**Data section:**
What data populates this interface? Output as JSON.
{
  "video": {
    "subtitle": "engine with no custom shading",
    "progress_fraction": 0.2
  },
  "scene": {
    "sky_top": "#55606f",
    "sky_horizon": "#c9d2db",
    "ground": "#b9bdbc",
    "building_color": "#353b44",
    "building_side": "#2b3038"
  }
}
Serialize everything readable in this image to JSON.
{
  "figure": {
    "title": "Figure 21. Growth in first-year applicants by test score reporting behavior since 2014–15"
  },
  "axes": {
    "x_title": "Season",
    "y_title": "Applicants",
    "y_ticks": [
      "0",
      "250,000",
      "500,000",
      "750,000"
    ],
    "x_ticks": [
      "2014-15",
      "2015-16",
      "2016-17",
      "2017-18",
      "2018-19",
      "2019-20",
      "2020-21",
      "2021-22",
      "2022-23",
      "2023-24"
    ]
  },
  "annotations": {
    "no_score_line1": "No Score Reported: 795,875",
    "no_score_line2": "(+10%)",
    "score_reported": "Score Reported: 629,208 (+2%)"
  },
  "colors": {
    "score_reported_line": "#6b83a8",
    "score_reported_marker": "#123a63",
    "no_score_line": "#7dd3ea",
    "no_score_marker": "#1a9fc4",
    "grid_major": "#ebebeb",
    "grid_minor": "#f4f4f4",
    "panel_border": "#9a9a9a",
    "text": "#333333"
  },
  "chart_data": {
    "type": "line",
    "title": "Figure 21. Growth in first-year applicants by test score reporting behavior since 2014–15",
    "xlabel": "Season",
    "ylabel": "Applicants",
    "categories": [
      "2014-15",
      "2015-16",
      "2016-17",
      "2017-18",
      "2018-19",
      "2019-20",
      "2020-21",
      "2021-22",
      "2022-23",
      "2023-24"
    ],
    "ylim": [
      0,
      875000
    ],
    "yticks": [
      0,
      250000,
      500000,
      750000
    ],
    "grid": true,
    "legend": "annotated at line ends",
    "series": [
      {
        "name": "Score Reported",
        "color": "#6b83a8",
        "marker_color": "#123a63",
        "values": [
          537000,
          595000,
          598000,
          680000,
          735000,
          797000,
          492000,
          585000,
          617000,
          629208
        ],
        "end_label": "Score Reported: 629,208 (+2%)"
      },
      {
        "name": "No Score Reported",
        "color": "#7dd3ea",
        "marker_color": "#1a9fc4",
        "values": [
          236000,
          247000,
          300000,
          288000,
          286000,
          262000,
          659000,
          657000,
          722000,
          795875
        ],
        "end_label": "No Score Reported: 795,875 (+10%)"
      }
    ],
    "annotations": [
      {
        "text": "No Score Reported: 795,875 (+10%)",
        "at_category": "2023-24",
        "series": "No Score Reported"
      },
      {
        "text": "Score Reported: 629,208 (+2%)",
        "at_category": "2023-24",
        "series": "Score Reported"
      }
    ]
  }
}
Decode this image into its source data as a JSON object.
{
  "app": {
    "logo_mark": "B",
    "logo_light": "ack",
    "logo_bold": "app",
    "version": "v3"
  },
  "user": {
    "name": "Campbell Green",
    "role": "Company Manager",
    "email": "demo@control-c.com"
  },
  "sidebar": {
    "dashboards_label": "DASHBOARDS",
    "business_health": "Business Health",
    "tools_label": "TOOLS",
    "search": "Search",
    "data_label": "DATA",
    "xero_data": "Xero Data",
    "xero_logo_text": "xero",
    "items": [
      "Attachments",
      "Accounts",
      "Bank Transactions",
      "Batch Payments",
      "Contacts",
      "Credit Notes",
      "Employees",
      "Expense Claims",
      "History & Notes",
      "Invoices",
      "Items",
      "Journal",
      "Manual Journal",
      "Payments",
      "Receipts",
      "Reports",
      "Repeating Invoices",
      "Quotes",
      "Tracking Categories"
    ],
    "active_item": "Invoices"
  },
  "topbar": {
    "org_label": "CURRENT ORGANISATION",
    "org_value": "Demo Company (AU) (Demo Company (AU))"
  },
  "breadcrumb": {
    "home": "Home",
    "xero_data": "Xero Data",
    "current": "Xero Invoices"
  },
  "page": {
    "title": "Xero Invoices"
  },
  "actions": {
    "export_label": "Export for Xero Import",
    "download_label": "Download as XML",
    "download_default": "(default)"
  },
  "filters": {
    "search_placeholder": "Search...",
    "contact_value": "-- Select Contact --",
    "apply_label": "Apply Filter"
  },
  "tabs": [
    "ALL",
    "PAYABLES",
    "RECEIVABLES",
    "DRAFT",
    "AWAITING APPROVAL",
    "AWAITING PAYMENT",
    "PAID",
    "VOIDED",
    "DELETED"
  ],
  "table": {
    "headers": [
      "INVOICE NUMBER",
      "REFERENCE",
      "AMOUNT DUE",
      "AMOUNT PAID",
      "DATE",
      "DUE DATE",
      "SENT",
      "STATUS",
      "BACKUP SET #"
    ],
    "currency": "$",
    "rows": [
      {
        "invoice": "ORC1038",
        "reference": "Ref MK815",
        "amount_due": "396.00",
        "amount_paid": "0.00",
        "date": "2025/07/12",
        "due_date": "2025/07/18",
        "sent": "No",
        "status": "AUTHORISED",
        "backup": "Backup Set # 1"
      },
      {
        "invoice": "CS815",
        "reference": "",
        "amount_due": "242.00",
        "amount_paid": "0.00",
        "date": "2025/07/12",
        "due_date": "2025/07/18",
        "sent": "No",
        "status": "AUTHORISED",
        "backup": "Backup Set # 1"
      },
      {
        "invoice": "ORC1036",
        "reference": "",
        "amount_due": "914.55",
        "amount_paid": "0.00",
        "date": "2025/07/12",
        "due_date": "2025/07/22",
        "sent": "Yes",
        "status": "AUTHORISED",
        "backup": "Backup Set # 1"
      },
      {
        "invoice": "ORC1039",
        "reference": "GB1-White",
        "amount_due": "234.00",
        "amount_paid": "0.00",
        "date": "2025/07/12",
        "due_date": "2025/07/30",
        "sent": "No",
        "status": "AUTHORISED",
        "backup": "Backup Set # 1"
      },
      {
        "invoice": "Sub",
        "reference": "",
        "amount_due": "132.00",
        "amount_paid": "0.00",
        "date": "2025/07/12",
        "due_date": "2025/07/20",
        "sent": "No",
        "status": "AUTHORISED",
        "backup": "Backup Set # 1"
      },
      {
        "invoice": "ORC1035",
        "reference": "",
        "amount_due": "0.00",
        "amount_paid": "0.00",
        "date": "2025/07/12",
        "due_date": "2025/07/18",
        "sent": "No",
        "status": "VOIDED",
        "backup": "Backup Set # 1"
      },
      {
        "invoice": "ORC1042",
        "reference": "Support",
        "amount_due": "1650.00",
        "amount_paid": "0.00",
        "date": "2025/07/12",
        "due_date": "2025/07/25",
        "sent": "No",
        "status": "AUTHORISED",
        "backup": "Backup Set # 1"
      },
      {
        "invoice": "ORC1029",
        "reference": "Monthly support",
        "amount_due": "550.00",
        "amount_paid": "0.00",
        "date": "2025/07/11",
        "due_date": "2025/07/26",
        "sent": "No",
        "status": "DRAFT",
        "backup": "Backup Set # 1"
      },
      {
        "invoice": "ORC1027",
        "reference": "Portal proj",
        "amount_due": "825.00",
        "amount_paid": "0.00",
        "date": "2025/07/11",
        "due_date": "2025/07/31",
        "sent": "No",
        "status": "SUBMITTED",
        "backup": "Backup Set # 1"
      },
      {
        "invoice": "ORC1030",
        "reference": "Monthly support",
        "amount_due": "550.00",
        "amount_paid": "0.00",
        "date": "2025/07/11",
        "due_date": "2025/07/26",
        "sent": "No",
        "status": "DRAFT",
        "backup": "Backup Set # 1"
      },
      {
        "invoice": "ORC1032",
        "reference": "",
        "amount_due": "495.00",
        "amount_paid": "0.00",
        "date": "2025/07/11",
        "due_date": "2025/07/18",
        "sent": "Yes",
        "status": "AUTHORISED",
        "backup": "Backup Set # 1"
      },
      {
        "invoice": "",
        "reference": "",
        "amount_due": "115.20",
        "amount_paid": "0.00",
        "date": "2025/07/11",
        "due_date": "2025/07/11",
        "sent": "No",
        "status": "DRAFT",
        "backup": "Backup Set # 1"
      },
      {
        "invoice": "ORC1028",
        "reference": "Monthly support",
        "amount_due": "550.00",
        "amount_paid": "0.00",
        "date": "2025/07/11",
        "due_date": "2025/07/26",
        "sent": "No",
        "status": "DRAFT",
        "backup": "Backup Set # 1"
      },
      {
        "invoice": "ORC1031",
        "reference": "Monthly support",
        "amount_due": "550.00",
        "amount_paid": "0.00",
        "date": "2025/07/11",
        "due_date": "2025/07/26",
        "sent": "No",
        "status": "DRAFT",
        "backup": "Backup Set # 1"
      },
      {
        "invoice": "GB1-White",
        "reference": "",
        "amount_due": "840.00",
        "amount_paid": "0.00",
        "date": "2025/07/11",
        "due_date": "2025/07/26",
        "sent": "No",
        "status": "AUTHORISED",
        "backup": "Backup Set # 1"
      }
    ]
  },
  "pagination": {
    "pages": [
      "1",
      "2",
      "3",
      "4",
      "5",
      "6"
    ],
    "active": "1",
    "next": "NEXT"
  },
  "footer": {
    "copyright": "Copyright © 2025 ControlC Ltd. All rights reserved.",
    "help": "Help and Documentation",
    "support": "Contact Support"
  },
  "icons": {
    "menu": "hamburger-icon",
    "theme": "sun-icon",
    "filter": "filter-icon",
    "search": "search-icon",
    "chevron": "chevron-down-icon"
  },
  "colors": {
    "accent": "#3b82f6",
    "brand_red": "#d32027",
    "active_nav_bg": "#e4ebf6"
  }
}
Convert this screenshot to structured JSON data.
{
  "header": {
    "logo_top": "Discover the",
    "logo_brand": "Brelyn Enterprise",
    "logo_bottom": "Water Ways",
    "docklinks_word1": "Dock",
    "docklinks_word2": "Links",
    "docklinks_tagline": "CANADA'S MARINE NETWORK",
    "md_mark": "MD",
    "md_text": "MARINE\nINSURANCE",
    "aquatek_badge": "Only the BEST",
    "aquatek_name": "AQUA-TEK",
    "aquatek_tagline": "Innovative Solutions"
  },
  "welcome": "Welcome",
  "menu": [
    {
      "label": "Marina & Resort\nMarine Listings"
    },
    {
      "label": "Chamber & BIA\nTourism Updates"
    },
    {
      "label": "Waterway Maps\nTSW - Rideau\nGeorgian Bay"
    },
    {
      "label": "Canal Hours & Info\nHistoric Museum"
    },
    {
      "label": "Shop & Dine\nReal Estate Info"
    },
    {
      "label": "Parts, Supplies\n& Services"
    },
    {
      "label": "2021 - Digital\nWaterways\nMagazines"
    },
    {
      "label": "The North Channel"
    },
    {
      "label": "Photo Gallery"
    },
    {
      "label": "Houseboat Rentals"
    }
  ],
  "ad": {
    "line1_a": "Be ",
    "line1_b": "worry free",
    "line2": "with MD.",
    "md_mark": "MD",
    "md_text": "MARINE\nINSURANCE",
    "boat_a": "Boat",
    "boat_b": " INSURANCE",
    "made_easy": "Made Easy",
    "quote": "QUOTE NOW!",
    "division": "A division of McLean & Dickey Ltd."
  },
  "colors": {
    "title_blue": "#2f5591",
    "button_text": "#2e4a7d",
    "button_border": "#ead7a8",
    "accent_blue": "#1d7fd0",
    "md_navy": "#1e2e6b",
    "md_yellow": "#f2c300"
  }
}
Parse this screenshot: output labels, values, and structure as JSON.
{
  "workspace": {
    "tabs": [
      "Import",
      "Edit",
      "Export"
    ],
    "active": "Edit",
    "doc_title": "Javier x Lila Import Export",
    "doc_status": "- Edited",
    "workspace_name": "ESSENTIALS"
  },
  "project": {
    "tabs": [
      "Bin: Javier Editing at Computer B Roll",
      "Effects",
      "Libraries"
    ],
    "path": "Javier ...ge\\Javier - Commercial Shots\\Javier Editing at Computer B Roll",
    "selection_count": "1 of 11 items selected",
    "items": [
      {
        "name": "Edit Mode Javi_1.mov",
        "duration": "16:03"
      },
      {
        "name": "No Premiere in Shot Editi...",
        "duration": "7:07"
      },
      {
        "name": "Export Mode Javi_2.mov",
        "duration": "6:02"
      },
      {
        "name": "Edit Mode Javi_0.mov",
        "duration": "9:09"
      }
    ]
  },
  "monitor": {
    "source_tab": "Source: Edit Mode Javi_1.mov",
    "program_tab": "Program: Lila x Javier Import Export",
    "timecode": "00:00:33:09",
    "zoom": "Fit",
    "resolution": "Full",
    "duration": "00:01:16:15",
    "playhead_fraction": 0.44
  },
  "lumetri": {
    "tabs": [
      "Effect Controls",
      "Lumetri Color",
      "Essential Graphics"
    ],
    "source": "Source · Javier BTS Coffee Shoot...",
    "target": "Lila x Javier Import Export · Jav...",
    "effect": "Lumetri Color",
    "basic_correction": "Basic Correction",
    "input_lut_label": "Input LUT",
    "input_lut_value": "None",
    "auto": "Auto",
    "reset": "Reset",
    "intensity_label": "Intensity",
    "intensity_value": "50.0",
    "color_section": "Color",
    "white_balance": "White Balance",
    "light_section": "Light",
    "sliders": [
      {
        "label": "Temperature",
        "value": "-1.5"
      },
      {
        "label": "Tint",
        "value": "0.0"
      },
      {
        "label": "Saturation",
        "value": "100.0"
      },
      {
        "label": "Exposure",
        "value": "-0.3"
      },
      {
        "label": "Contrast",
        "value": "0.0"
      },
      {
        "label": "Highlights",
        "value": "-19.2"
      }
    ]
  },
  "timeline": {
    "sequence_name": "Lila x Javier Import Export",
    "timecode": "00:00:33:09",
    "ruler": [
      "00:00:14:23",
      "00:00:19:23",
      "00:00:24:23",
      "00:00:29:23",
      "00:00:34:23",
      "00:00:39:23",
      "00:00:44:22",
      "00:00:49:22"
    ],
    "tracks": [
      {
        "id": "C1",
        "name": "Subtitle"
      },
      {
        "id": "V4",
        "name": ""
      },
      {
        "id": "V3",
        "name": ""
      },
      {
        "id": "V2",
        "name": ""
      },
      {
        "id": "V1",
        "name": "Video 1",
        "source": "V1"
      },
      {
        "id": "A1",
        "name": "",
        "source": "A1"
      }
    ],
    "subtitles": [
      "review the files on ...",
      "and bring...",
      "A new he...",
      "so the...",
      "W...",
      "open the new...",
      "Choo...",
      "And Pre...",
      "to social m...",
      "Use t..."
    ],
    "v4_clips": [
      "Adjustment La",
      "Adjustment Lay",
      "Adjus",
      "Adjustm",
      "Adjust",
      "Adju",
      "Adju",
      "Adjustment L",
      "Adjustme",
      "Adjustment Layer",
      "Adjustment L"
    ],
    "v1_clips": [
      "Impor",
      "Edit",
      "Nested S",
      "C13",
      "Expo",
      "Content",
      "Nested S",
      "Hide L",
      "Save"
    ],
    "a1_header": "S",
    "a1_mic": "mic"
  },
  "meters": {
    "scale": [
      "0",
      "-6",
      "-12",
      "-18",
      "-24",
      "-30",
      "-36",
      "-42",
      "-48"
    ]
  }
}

**Stated task:** Look over the listing. Pull out every line with the string "Company" in it.

**In response:**
    "role": "Company Manager",
    "org_value": "Demo Company (AU) (Demo Company (AU))"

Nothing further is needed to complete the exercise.